- **To do**:
In the listing below, find every line containing "text" and copy it out.

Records
= = =

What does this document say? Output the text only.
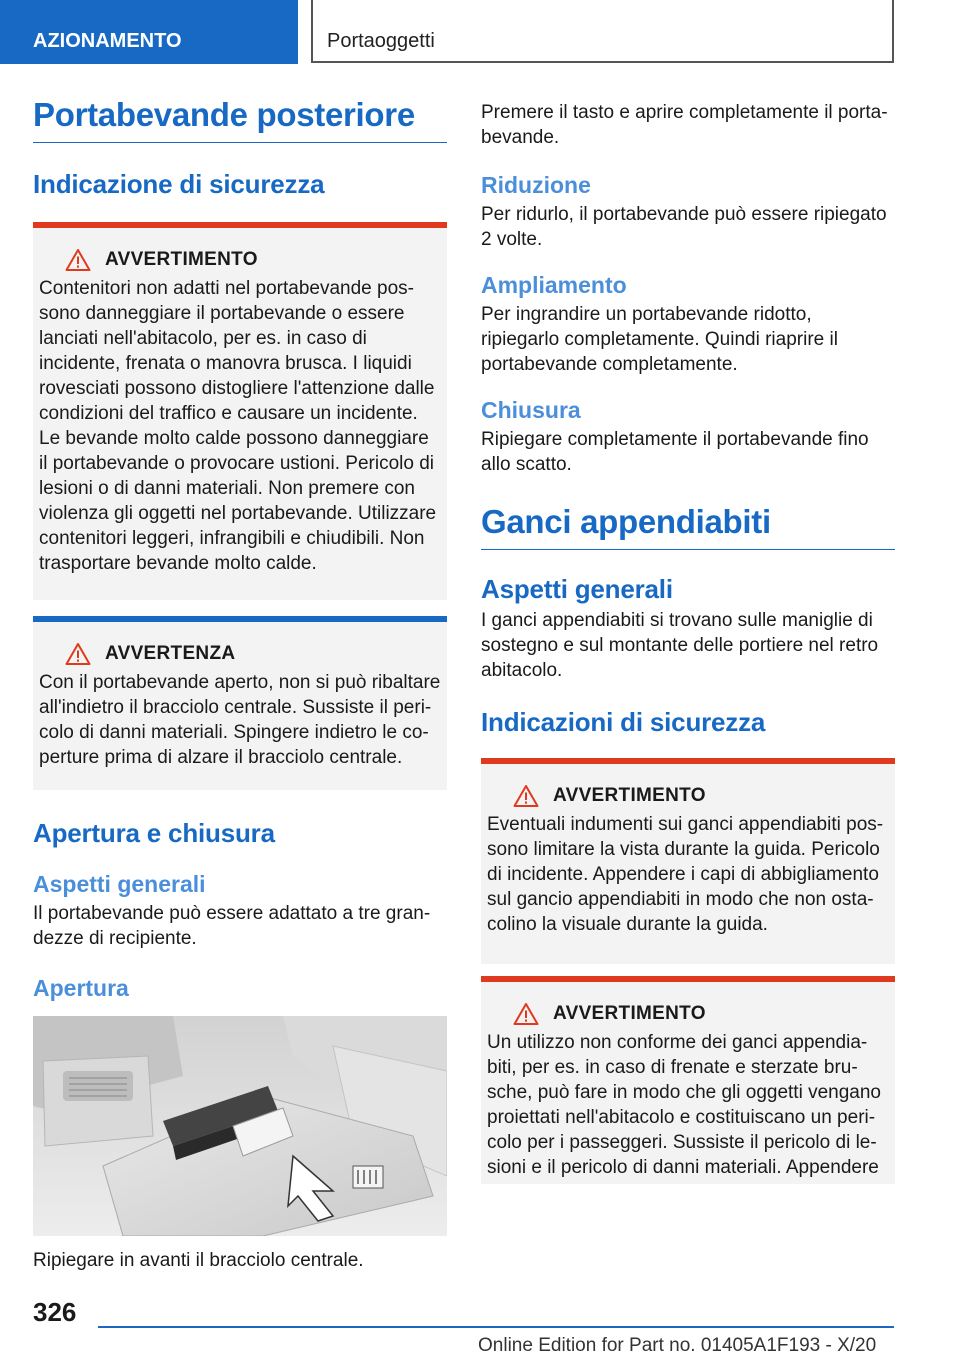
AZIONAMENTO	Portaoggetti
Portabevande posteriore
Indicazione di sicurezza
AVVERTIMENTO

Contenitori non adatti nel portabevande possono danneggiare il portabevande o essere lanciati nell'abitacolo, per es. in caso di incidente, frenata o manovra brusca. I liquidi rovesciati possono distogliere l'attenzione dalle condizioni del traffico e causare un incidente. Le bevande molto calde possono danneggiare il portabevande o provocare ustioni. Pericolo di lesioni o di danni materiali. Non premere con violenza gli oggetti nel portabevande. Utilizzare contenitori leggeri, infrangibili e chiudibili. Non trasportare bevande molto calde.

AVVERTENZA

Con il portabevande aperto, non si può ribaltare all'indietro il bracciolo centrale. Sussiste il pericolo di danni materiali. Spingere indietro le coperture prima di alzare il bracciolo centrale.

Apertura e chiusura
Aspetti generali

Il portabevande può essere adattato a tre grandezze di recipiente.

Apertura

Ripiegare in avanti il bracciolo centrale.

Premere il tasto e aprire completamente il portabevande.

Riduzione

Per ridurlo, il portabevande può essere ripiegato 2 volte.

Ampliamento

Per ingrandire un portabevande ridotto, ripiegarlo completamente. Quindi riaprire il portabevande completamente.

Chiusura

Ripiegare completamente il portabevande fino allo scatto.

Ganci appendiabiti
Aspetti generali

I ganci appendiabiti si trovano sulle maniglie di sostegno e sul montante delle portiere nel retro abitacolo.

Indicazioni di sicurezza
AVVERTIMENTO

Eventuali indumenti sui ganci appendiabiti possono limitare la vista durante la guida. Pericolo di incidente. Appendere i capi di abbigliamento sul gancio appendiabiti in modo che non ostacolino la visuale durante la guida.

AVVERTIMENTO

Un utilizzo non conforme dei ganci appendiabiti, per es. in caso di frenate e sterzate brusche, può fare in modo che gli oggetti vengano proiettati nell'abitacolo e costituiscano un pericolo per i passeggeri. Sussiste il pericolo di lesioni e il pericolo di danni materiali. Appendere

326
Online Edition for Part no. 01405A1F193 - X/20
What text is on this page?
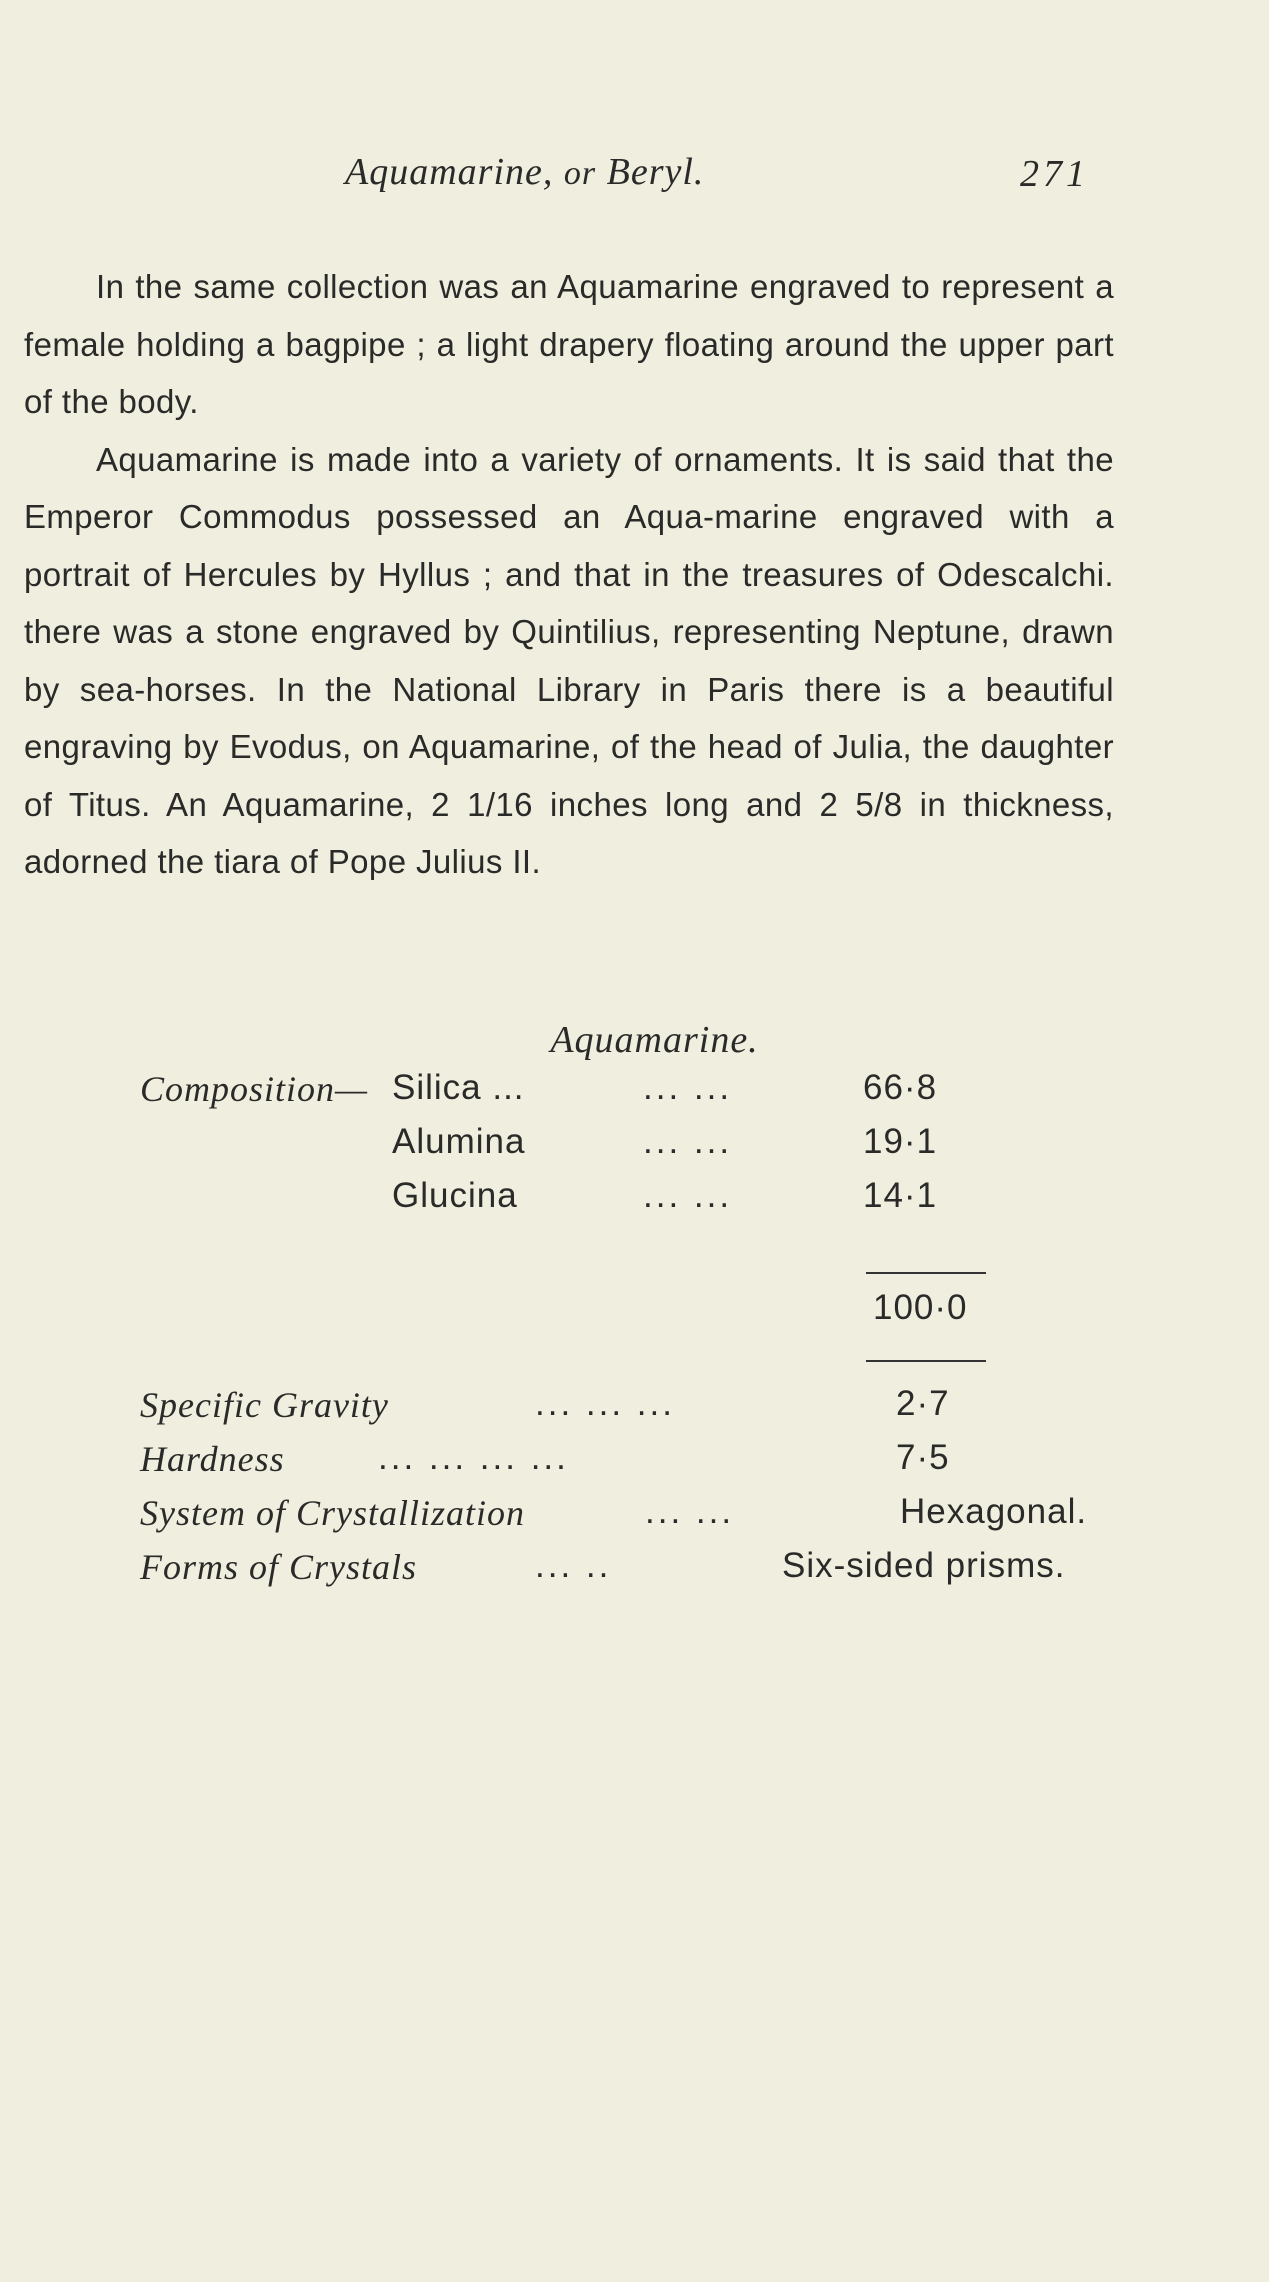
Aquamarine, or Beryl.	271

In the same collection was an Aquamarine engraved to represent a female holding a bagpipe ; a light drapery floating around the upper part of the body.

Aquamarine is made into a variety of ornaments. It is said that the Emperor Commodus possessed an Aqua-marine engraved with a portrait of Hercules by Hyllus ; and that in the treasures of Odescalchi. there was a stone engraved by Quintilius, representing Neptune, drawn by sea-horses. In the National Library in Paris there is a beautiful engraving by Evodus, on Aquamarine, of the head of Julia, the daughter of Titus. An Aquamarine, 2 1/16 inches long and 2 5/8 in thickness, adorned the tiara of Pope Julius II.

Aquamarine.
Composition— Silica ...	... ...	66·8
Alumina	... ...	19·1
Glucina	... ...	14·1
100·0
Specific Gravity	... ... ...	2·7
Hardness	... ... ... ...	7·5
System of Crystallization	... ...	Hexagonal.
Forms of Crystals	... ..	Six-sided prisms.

= = =

- **Answer to the task**:
What does this document say? Output the text only.
What text is on this page?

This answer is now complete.